━━━ Raw records ━━━

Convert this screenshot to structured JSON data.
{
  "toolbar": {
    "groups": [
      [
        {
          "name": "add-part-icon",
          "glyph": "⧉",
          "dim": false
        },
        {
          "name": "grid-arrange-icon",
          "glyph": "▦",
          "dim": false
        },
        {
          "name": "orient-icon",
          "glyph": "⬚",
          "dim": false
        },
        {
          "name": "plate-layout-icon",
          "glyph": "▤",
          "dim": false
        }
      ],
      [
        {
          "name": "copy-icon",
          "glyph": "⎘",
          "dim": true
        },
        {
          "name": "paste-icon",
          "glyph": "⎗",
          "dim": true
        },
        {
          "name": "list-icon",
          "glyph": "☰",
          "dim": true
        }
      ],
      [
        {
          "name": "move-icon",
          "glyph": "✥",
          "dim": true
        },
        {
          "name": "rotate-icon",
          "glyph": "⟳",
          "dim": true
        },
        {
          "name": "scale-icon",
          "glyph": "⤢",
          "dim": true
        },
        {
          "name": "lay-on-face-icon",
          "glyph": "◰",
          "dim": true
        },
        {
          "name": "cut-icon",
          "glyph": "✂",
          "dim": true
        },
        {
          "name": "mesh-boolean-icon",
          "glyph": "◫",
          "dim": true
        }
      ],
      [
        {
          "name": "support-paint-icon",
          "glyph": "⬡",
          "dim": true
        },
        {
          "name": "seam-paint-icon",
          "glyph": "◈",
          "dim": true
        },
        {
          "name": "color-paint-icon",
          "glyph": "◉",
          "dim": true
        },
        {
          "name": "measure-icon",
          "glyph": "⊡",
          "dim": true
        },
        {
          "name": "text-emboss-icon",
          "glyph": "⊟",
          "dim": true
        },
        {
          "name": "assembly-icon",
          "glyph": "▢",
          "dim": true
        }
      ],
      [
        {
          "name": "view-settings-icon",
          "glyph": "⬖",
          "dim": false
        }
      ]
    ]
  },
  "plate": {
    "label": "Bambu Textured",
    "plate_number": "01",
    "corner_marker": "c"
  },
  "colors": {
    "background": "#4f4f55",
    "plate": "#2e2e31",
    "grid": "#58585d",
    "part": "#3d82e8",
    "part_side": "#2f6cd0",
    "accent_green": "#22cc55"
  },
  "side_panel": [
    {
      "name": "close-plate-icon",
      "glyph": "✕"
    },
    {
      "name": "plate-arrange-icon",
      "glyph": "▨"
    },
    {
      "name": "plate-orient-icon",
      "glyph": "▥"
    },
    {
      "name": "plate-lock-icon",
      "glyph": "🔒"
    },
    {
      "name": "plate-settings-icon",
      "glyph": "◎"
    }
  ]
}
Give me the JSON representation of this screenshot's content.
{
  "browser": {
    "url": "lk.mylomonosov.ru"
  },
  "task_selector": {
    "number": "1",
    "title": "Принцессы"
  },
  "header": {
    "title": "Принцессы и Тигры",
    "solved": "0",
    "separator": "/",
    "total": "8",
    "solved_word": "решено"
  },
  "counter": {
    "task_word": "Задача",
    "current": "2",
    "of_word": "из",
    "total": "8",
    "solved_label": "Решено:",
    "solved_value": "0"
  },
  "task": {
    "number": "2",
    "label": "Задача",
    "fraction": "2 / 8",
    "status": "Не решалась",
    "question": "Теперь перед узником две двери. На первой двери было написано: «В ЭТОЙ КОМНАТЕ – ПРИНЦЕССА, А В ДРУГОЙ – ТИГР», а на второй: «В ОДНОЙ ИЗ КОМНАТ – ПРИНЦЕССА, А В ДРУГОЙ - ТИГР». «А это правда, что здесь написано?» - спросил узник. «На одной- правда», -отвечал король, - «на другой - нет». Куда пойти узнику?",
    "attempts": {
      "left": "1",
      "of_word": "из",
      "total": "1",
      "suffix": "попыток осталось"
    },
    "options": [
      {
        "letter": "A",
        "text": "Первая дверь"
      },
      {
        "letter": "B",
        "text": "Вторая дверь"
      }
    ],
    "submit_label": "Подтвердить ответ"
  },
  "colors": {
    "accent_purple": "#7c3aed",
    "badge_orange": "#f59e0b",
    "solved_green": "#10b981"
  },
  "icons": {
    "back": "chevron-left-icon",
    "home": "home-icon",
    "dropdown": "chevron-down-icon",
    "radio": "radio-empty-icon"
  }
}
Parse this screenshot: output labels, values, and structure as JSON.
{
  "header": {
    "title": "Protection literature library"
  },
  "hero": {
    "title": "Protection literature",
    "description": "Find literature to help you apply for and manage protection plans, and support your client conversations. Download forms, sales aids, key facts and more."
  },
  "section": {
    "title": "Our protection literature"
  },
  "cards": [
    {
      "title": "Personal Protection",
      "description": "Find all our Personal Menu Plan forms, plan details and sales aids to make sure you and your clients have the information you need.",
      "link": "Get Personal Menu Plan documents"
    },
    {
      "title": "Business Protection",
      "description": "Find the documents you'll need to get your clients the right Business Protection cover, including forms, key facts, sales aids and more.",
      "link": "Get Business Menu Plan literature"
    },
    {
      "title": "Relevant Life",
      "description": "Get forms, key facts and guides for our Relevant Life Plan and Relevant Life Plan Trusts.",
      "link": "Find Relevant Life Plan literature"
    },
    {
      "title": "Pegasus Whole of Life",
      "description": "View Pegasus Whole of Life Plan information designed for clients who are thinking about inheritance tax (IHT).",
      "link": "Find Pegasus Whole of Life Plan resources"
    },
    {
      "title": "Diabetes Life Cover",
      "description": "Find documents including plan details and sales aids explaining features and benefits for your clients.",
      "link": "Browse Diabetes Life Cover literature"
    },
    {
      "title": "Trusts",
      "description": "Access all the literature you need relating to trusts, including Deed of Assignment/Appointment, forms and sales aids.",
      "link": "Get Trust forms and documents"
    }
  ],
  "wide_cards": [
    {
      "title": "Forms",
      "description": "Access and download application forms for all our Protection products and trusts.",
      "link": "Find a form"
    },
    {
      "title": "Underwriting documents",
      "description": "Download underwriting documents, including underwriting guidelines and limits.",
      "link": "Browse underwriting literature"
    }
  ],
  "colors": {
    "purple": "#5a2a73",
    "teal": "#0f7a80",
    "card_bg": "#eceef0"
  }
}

━━━

**Instructions to follow:** Copy out every entry again, exactly as it was given.

**Task response:**
Convert this screenshot to structured JSON data.
{
  "toolbar": {
    "groups": [
      [
        {
          "name": "add-part-icon",
          "glyph": "⧉",
          "dim": false
        },
        {
          "name": "grid-arrange-icon",
          "glyph": "▦",
          "dim": false
        },
        {
          "name": "orient-icon",
          "glyph": "⬚",
          "dim": false
        },
        {
          "name": "plate-layout-icon",
          "glyph": "▤",
          "dim": false
        }
      ],
      [
        {
          "name": "copy-icon",
          "glyph": "⎘",
          "dim": true
        },
        {
          "name": "paste-icon",
          "glyph": "⎗",
          "dim": true
        },
        {
          "name": "list-icon",
          "glyph": "☰",
          "dim": true
        }
      ],
      [
        {
          "name": "move-icon",
          "glyph": "✥",
          "dim": true
        },
        {
          "name": "rotate-icon",
          "glyph": "⟳",
          "dim": true
        },
        {
          "name": "scale-icon",
          "glyph": "⤢",
          "dim": true
        },
        {
          "name": "lay-on-face-icon",
          "glyph": "◰",
          "dim": true
        },
        {
          "name": "cut-icon",
          "glyph": "✂",
          "dim": true
        },
        {
          "name": "mesh-boolean-icon",
          "glyph": "◫",
          "dim": true
        }
      ],
      [
        {
          "name": "support-paint-icon",
          "glyph": "⬡",
          "dim": true
        },
        {
          "name": "seam-paint-icon",
          "glyph": "◈",
          "dim": true
        },
        {
          "name": "color-paint-icon",
          "glyph": "◉",
          "dim": true
        },
        {
          "name": "measure-icon",
          "glyph": "⊡",
          "dim": true
        },
        {
          "name": "text-emboss-icon",
          "glyph": "⊟",
          "dim": true
        },
        {
          "name": "assembly-icon",
          "glyph": "▢",
          "dim": true
        }
      ],
      [
        {
          "name": "view-settings-icon",
          "glyph": "⬖",
          "dim": false
        }
      ]
    ]
  },
  "plate": {
    "label": "Bambu Textured",
    "plate_number": "01",
    "corner_marker": "c"
  },
  "colors": {
    "background": "#4f4f55",
    "plate": "#2e2e31",
    "grid": "#58585d",
    "part": "#3d82e8",
    "part_side": "#2f6cd0",
    "accent_green": "#22cc55"
  },
  "side_panel": [
    {
      "name": "close-plate-icon",
      "glyph": "✕"
    },
    {
      "name": "plate-arrange-icon",
      "glyph": "▨"
    },
    {
      "name": "plate-orient-icon",
      "glyph": "▥"
    },
    {
      "name": "plate-lock-icon",
      "glyph": "🔒"
    },
    {
      "name": "plate-settings-icon",
      "glyph": "◎"
    }
  ]
}
Give me the JSON representation of this screenshot's content.
{
  "browser": {
    "url": "lk.mylomonosov.ru"
  },
  "task_selector": {
    "number": "1",
    "title": "Принцессы"
  },
  "header": {
    "title": "Принцессы и Тигры",
    "solved": "0",
    "separator": "/",
    "total": "8",
    "solved_word": "решено"
  },
  "counter": {
    "task_word": "Задача",
    "current": "2",
    "of_word": "из",
    "total": "8",
    "solved_label": "Решено:",
    "solved_value": "0"
  },
  "task": {
    "number": "2",
    "label": "Задача",
    "fraction": "2 / 8",
    "status": "Не решалась",
    "question": "Теперь перед узником две двери. На первой двери было написано: «В ЭТОЙ КОМНАТЕ – ПРИНЦЕССА, А В ДРУГОЙ – ТИГР», а на второй: «В ОДНОЙ ИЗ КОМНАТ – ПРИНЦЕССА, А В ДРУГОЙ - ТИГР». «А это правда, что здесь написано?» - спросил узник. «На одной- правда», -отвечал король, - «на другой - нет». Куда пойти узнику?",
    "attempts": {
      "left": "1",
      "of_word": "из",
      "total": "1",
      "suffix": "попыток осталось"
    },
    "options": [
      {
        "letter": "A",
        "text": "Первая дверь"
      },
      {
        "letter": "B",
        "text": "Вторая дверь"
      }
    ],
    "submit_label": "Подтвердить ответ"
  },
  "colors": {
    "accent_purple": "#7c3aed",
    "badge_orange": "#f59e0b",
    "solved_green": "#10b981"
  },
  "icons": {
    "back": "chevron-left-icon",
    "home": "home-icon",
    "dropdown": "chevron-down-icon",
    "radio": "radio-empty-icon"
  }
}
Parse this screenshot: output labels, values, and structure as JSON.
{
  "header": {
    "title": "Protection literature library"
  },
  "hero": {
    "title": "Protection literature",
    "description": "Find literature to help you apply for and manage protection plans, and support your client conversations. Download forms, sales aids, key facts and more."
  },
  "section": {
    "title": "Our protection literature"
  },
  "cards": [
    {
      "title": "Personal Protection",
      "description": "Find all our Personal Menu Plan forms, plan details and sales aids to make sure you and your clients have the information you need.",
      "link": "Get Personal Menu Plan documents"
    },
    {
      "title": "Business Protection",
      "description": "Find the documents you'll need to get your clients the right Business Protection cover, including forms, key facts, sales aids and more.",
      "link": "Get Business Menu Plan literature"
    },
    {
      "title": "Relevant Life",
      "description": "Get forms, key facts and guides for our Relevant Life Plan and Relevant Life Plan Trusts.",
      "link": "Find Relevant Life Plan literature"
    },
    {
      "title": "Pegasus Whole of Life",
      "description": "View Pegasus Whole of Life Plan information designed for clients who are thinking about inheritance tax (IHT).",
      "link": "Find Pegasus Whole of Life Plan resources"
    },
    {
      "title": "Diabetes Life Cover",
      "description": "Find documents including plan details and sales aids explaining features and benefits for your clients.",
      "link": "Browse Diabetes Life Cover literature"
    },
    {
      "title": "Trusts",
      "description": "Access all the literature you need relating to trusts, including Deed of Assignment/Appointment, forms and sales aids.",
      "link": "Get Trust forms and documents"
    }
  ],
  "wide_cards": [
    {
      "title": "Forms",
      "description": "Access and download application forms for all our Protection products and trusts.",
      "link": "Find a form"
    },
    {
      "title": "Underwriting documents",
      "description": "Download underwriting documents, including underwriting guidelines and limits.",
      "link": "Browse underwriting literature"
    }
  ],
  "colors": {
    "purple": "#5a2a73",
    "teal": "#0f7a80",
    "card_bg": "#eceef0"
  }
}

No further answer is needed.